─── Supplied information ───

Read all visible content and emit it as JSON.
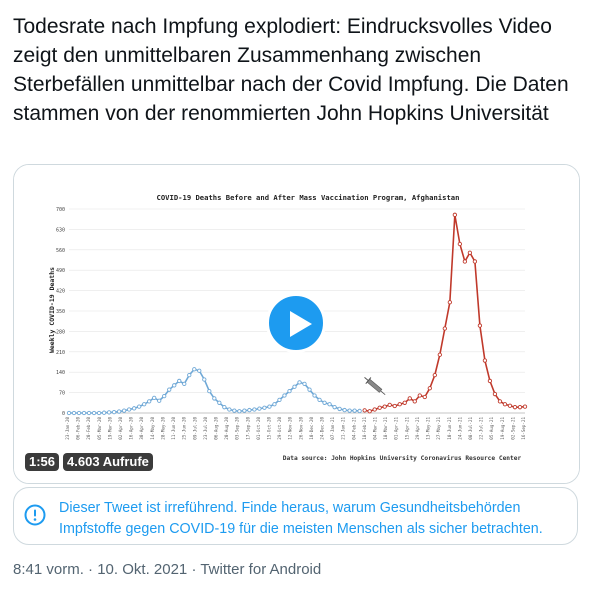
{
  "tweet": {
    "text": "Todesrate nach Impfung explodiert: Eindrucksvolles Video zeigt den unmittelbaren Zusammenhang zwischen Sterbefällen unmittelbar nach der Covid Impfung. Die Daten stammen von der renommierten John Hopkins Universität"
  },
  "video": {
    "duration": "1:56",
    "views": "4.603 Aufrufe"
  },
  "chart_data": {
    "type": "line",
    "title": "COVID-19 Deaths Before and After Mass Vaccination Program, Afghanistan",
    "ylabel": "Weekly COVID-19 Deaths",
    "xlabel": "",
    "source_note": "Data source: John Hopkins University Coronavirus Resource Center",
    "ylim": [
      0,
      700
    ],
    "yticks": [
      0,
      70,
      140,
      210,
      280,
      350,
      420,
      490,
      560,
      630,
      700
    ],
    "x_tick_labels": [
      "23-Jan-20",
      "06-Feb-20",
      "20-Feb-20",
      "05-Mar-20",
      "19-Mar-20",
      "02-Apr-20",
      "16-Apr-20",
      "30-Apr-20",
      "14-May-20",
      "28-May-20",
      "11-Jun-20",
      "25-Jun-20",
      "09-Jul-20",
      "23-Jul-20",
      "06-Aug-20",
      "20-Aug-20",
      "03-Sep-20",
      "17-Sep-20",
      "01-Oct-20",
      "15-Oct-20",
      "29-Oct-20",
      "12-Nov-20",
      "26-Nov-20",
      "10-Dec-20",
      "24-Dec-20",
      "07-Jan-21",
      "21-Jan-21",
      "04-Feb-21",
      "18-Feb-21",
      "04-Mar-21",
      "18-Mar-21",
      "01-Apr-21",
      "15-Apr-21",
      "29-Apr-21",
      "13-May-21",
      "27-May-21",
      "10-Jun-21",
      "24-Jun-21",
      "08-Jul-21",
      "22-Jul-21",
      "05-Aug-21",
      "19-Aug-21",
      "02-Sep-21",
      "16-Sep-21"
    ],
    "series": [
      {
        "name": "before vaccination",
        "color": "#6fa8d6",
        "values": [
          0,
          0,
          0,
          0,
          0,
          0,
          0,
          1,
          2,
          3,
          5,
          8,
          12,
          16,
          22,
          30,
          40,
          52,
          42,
          58,
          80,
          95,
          110,
          100,
          130,
          150,
          145,
          115,
          75,
          50,
          35,
          20,
          12,
          8,
          6,
          8,
          10,
          12,
          15,
          18,
          22,
          30,
          45,
          60,
          75,
          90,
          105,
          100,
          80,
          60,
          45,
          35,
          30,
          20,
          14,
          10,
          8,
          8,
          7
        ]
      },
      {
        "name": "after vaccination",
        "color": "#c0392b",
        "values": [
          9,
          6,
          12,
          18,
          22,
          28,
          24,
          30,
          35,
          50,
          40,
          60,
          55,
          85,
          130,
          200,
          290,
          380,
          680,
          580,
          520,
          550,
          520,
          300,
          180,
          110,
          65,
          40,
          30,
          25,
          20,
          20,
          22
        ]
      }
    ]
  },
  "notice": {
    "text": "Dieser Tweet ist irreführend. Finde heraus, warum Gesundheitsbehörden Impfstoffe gegen COVID-19 für die meisten Menschen als sicher betrachten.",
    "icon": "info-circle-icon",
    "color": "#1d9bf0"
  },
  "meta": {
    "time": "8:41 vorm.",
    "separator": " · ",
    "date": "10. Okt. 2021",
    "source": "Twitter for Android"
  }
}
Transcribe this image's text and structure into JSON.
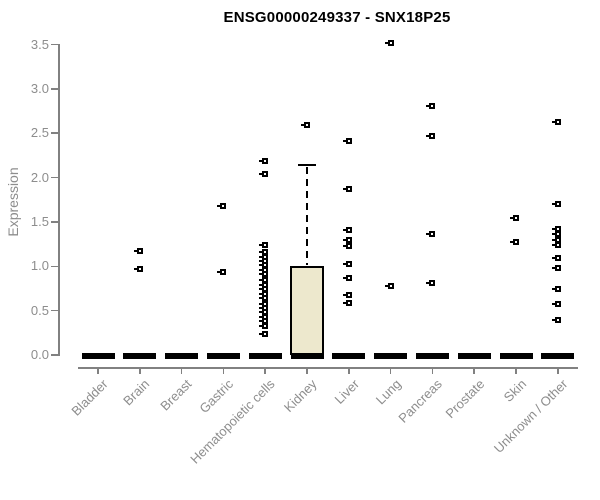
{
  "chart_data": {
    "type": "boxplot",
    "title": "ENSG00000249337 - SNX18P25",
    "ylabel": "Expression",
    "ylim": [
      0,
      3.5
    ],
    "yticks": [
      "0.0",
      "0.5",
      "1.0",
      "1.5",
      "2.0",
      "2.5",
      "3.0",
      "3.5"
    ],
    "grid": false,
    "legend": false,
    "categories": [
      "Bladder",
      "Brain",
      "Breast",
      "Gastric",
      "Hematopoietic cells",
      "Kidney",
      "Liver",
      "Lung",
      "Pancreas",
      "Prostate",
      "Skin",
      "Unknown / Other"
    ],
    "boxes": [
      {
        "category": "Bladder",
        "q1": 0,
        "median": 0,
        "q3": 0,
        "whisker_low": 0,
        "whisker_high": 0,
        "points": []
      },
      {
        "category": "Brain",
        "q1": 0,
        "median": 0,
        "q3": 0,
        "whisker_low": 0,
        "whisker_high": 0,
        "points": [
          1.17,
          0.97
        ]
      },
      {
        "category": "Breast",
        "q1": 0,
        "median": 0,
        "q3": 0,
        "whisker_low": 0,
        "whisker_high": 0,
        "points": []
      },
      {
        "category": "Gastric",
        "q1": 0,
        "median": 0,
        "q3": 0,
        "whisker_low": 0,
        "whisker_high": 0,
        "points": [
          1.68,
          0.94
        ]
      },
      {
        "category": "Hematopoietic cells",
        "q1": 0,
        "median": 0,
        "q3": 0,
        "whisker_low": 0,
        "whisker_high": 0,
        "points": [
          2.19,
          2.04,
          1.24,
          1.16,
          1.11,
          1.06,
          1.01,
          0.96,
          0.91,
          0.84,
          0.79,
          0.74,
          0.69,
          0.64,
          0.58,
          0.53,
          0.48,
          0.43,
          0.38,
          0.33,
          0.24
        ]
      },
      {
        "category": "Kidney",
        "q1": 0,
        "median": 0,
        "q3": 1.0,
        "whisker_low": 0,
        "whisker_high": 2.14,
        "points": [
          2.59
        ]
      },
      {
        "category": "Liver",
        "q1": 0,
        "median": 0,
        "q3": 0,
        "whisker_low": 0,
        "whisker_high": 0,
        "points": [
          2.41,
          1.87,
          1.41,
          1.3,
          1.23,
          1.03,
          0.87,
          0.68,
          0.59
        ]
      },
      {
        "category": "Lung",
        "q1": 0,
        "median": 0,
        "q3": 0,
        "whisker_low": 0,
        "whisker_high": 0,
        "points": [
          3.52,
          0.78
        ]
      },
      {
        "category": "Pancreas",
        "q1": 0,
        "median": 0,
        "q3": 0,
        "whisker_low": 0,
        "whisker_high": 0,
        "points": [
          2.81,
          2.47,
          1.36,
          0.81
        ]
      },
      {
        "category": "Prostate",
        "q1": 0,
        "median": 0,
        "q3": 0,
        "whisker_low": 0,
        "whisker_high": 0,
        "points": []
      },
      {
        "category": "Skin",
        "q1": 0,
        "median": 0,
        "q3": 0,
        "whisker_low": 0,
        "whisker_high": 0,
        "points": [
          1.54,
          1.27
        ]
      },
      {
        "category": "Unknown / Other",
        "q1": 0,
        "median": 0,
        "q3": 0,
        "whisker_low": 0,
        "whisker_high": 0,
        "points": [
          2.63,
          1.7,
          1.42,
          1.36,
          1.3,
          1.24,
          1.09,
          0.98,
          0.74,
          0.57,
          0.39
        ]
      }
    ],
    "colors": {
      "box_fill": "#EDE8CD",
      "box_border": "#000000",
      "median": "#000000",
      "point": "#000000",
      "axis": "#818181",
      "tick_label": "#8d8d8d",
      "title": "#000000",
      "background": "#ffffff"
    }
  }
}
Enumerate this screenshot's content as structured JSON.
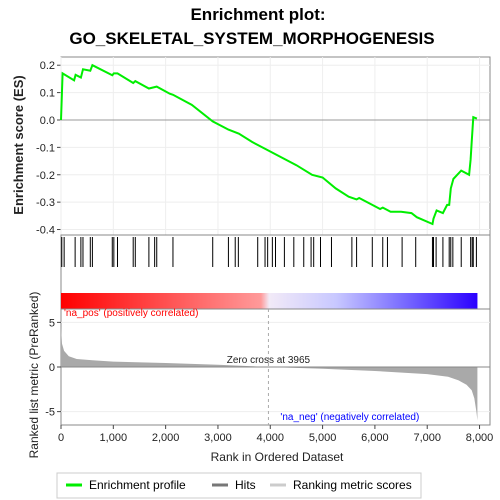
{
  "chart_data": {
    "type": "line",
    "title_line1": "Enrichment plot:",
    "title_line2": "GO_SKELETAL_SYSTEM_MORPHOGENESIS",
    "es_panel": {
      "ylabel": "Enrichment score (ES)",
      "ylim": [
        -0.42,
        0.23
      ],
      "yticks": [
        "0.2",
        "0.1",
        "0.0",
        "-0.1",
        "-0.2",
        "-0.3",
        "-0.4"
      ],
      "ytick_values": [
        0.2,
        0.1,
        0.0,
        -0.1,
        -0.2,
        -0.3,
        -0.4
      ],
      "series": [
        {
          "name": "Enrichment profile",
          "x": [
            0,
            30,
            250,
            280,
            380,
            420,
            560,
            600,
            980,
            1010,
            1080,
            1380,
            1420,
            1680,
            1790,
            1830,
            2080,
            2140,
            2500,
            2900,
            3200,
            3400,
            3650,
            3900,
            4200,
            4500,
            4800,
            5000,
            5250,
            5500,
            5650,
            5700,
            5950,
            6100,
            6150,
            6300,
            6500,
            6700,
            6800,
            7100,
            7120,
            7180,
            7300,
            7380,
            7420,
            7450,
            7500,
            7650,
            7800,
            7830,
            7850,
            7880,
            7950
          ],
          "y": [
            0.0,
            0.17,
            0.145,
            0.165,
            0.155,
            0.185,
            0.18,
            0.2,
            0.163,
            0.17,
            0.17,
            0.135,
            0.142,
            0.115,
            0.12,
            0.122,
            0.096,
            0.092,
            0.055,
            -0.005,
            -0.035,
            -0.05,
            -0.08,
            -0.105,
            -0.135,
            -0.165,
            -0.2,
            -0.21,
            -0.25,
            -0.28,
            -0.29,
            -0.285,
            -0.31,
            -0.325,
            -0.32,
            -0.335,
            -0.335,
            -0.34,
            -0.355,
            -0.38,
            -0.36,
            -0.33,
            -0.34,
            -0.31,
            -0.31,
            -0.25,
            -0.215,
            -0.185,
            -0.2,
            -0.145,
            -0.08,
            0.01,
            0.005
          ]
        }
      ]
    },
    "hits": [
      15,
      60,
      270,
      380,
      420,
      560,
      600,
      980,
      1010,
      1080,
      1380,
      1420,
      1680,
      1790,
      1830,
      2140,
      2900,
      3200,
      3330,
      3390,
      3760,
      3900,
      3950,
      4040,
      4100,
      4270,
      4450,
      4640,
      4780,
      4830,
      4960,
      5170,
      5560,
      5650,
      5950,
      6150,
      6240,
      6520,
      6780,
      7100,
      7120,
      7170,
      7300,
      7420,
      7450,
      7490,
      7650,
      7830,
      7860,
      7880,
      7940
    ],
    "metric_panel": {
      "ylabel": "Ranked list metric (PreRanked)",
      "ylim": [
        -6.5,
        6.5
      ],
      "yticks": [
        "5",
        "0",
        "-5"
      ],
      "ytick_values": [
        5,
        0,
        -5
      ],
      "curve_x": [
        0,
        20,
        60,
        150,
        300,
        600,
        1000,
        2000,
        3000,
        3965,
        5000,
        6000,
        7000,
        7400,
        7600,
        7750,
        7850,
        7900,
        7940,
        7960
      ],
      "curve_y": [
        4.5,
        2.6,
        1.8,
        1.2,
        0.9,
        0.75,
        0.6,
        0.45,
        0.25,
        0.0,
        -0.2,
        -0.45,
        -0.8,
        -1.1,
        -1.5,
        -2.0,
        -2.6,
        -3.5,
        -5.0,
        -6.0
      ]
    },
    "xlabel": "Rank in Ordered Dataset",
    "xlim": [
      0,
      8200
    ],
    "xticks": [
      "0",
      "1,000",
      "2,000",
      "3,000",
      "4,000",
      "5,000",
      "6,000",
      "7,000",
      "8,000"
    ],
    "xtick_values": [
      0,
      1000,
      2000,
      3000,
      4000,
      5000,
      6000,
      7000,
      8000
    ],
    "n_genes": 7960,
    "zero_cross": 3965,
    "annotations": {
      "zero_cross_label": "Zero cross at 3965",
      "pos_label": "'na_pos' (positively correlated)",
      "neg_label": "'na_neg' (negatively correlated)"
    },
    "legend": [
      {
        "label": "Enrichment profile",
        "color": "#00ee00"
      },
      {
        "label": "Hits",
        "color": "#777777"
      },
      {
        "label": "Ranking metric scores",
        "color": "#cccccc"
      }
    ],
    "colors": {
      "es_line": "#00ee00",
      "hit_line": "#000000",
      "metric_fill": "#a9a9a9",
      "pos_text": "#ff0000",
      "neg_text": "#0000ff",
      "frame": "#888888"
    }
  }
}
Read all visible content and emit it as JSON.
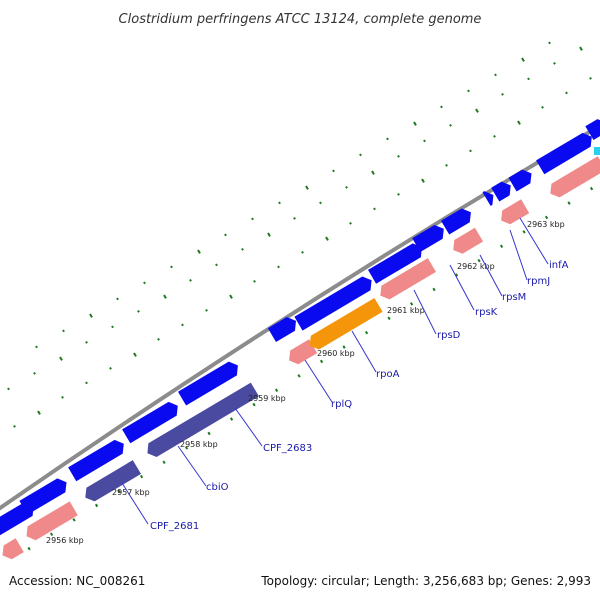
{
  "title": "Clostridium perfringens ATCC 13124, complete genome",
  "footer": {
    "accession": "Accession: NC_008261",
    "summary": "Topology: circular; Length: 3,256,683 bp; Genes: 2,993"
  },
  "colors": {
    "background": "#ffffff",
    "backbone": "#8c8c8c",
    "forward_gene": "#0a0af0",
    "reverse_gene": "#f08a8a",
    "highlight_gene": "#f5960a",
    "dark_gene": "#4a4aa0",
    "tick": "#1e7a1e",
    "label_line": "#3535d0"
  },
  "scale_labels": [
    "2956 kbp",
    "2957 kbp",
    "2958 kbp",
    "2959 kbp",
    "2960 kbp",
    "2961 kbp",
    "2962 kbp",
    "2963 kbp"
  ],
  "gene_labels": [
    "CPF_2681",
    "cbiO",
    "CPF_2683",
    "rplQ",
    "rpoA",
    "rpsD",
    "rpsK",
    "rpsM",
    "rpmJ",
    "infA"
  ]
}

───

Check each line in the records for the word "Enrichment" and say how many have it, with nothing else.

▸ Exercise solution
4